GIVEN EXERCISE: For this exercise, copy out each line of the material below that includes "example".

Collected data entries
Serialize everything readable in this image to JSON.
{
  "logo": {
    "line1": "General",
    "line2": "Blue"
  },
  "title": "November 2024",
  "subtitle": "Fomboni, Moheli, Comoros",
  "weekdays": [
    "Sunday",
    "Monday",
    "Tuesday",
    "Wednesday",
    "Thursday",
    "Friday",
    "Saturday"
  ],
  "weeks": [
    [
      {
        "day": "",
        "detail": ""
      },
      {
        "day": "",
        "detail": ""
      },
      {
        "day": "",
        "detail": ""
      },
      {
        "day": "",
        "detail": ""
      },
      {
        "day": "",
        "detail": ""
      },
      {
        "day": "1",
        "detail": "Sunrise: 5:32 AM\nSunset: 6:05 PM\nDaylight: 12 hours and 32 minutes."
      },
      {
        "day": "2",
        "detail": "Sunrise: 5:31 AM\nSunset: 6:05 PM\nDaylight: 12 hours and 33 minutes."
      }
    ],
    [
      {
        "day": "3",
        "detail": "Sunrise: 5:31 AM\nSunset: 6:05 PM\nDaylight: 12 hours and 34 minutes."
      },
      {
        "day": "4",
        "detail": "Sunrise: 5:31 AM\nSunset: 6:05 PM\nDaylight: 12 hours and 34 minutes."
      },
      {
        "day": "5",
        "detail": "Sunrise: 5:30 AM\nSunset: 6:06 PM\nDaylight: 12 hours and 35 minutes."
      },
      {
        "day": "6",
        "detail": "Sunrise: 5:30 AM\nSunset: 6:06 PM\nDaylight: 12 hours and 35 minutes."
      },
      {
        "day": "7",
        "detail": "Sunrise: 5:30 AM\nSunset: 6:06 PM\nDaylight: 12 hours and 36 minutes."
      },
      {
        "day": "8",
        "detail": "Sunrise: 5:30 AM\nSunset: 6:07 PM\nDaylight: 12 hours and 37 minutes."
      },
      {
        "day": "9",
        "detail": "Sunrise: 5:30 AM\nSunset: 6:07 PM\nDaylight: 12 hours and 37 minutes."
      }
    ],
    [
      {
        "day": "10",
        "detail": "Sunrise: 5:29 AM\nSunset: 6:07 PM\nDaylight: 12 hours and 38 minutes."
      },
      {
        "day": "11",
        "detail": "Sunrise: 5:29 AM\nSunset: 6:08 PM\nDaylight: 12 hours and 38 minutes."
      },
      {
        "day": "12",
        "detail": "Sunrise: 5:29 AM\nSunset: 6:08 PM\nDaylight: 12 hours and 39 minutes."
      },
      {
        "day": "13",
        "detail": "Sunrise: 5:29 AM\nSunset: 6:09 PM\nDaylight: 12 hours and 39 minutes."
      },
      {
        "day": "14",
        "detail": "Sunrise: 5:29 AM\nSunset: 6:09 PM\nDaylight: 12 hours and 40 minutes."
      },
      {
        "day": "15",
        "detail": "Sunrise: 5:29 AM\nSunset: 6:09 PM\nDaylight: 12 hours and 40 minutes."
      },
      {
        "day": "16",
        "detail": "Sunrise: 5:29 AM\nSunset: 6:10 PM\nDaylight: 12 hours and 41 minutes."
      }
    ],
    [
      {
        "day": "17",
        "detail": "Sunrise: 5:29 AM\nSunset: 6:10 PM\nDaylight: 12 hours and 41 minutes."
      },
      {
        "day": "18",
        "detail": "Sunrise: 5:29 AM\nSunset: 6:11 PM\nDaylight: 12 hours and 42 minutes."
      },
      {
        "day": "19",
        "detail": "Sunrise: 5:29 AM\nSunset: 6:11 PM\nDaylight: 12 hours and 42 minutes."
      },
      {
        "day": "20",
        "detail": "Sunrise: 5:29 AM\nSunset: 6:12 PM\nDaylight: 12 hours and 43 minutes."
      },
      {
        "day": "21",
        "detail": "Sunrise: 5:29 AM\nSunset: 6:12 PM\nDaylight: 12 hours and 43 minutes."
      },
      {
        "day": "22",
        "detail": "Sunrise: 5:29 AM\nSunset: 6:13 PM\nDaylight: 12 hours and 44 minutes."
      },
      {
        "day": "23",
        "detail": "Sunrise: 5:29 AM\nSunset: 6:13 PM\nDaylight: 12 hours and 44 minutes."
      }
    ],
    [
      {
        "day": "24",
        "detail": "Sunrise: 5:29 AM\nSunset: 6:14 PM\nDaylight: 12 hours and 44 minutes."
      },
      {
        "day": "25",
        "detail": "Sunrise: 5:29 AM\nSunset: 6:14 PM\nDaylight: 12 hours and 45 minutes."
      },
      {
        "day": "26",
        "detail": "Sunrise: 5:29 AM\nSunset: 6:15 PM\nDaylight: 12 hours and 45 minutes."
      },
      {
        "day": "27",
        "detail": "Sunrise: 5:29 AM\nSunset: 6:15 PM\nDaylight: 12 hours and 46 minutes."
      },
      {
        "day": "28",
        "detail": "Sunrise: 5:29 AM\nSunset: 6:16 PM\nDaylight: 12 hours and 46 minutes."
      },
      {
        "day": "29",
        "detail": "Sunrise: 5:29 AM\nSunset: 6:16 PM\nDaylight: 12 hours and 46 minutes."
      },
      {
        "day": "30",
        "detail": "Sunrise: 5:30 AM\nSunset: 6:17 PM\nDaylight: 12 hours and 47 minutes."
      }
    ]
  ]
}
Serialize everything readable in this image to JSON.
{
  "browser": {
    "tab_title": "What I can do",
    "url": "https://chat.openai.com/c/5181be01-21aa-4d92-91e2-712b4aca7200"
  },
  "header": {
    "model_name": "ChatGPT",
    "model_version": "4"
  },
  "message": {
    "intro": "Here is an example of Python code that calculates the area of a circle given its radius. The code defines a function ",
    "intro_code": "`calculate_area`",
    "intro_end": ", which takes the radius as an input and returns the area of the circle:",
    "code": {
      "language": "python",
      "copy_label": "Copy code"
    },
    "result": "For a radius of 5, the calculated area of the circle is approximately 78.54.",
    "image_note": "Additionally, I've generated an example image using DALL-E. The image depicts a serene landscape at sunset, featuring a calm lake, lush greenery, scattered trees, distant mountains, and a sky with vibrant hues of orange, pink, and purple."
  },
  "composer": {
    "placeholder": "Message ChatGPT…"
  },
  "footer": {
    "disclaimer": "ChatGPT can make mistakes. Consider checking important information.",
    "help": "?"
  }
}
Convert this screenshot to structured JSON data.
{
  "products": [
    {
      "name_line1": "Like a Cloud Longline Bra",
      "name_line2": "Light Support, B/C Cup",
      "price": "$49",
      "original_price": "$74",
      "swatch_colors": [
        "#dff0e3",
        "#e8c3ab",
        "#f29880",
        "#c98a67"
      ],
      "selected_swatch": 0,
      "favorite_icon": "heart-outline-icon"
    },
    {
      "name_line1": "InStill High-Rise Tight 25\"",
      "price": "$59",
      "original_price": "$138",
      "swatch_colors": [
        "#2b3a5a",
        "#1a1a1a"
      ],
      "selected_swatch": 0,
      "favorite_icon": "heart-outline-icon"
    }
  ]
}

WRITTEN RESPONSE:
    "intro": "Here is an example of Python code that calculates the area of a circle given its radius. The code defines a function ",
    "image_note": "Additionally, I've generated an example image using DALL-E. The image depicts a serene landscape at sunset, featuring a calm lake, lush greenery, scattered trees, distant mountains, and a sky with vibrant hues of orange, pink, and purple."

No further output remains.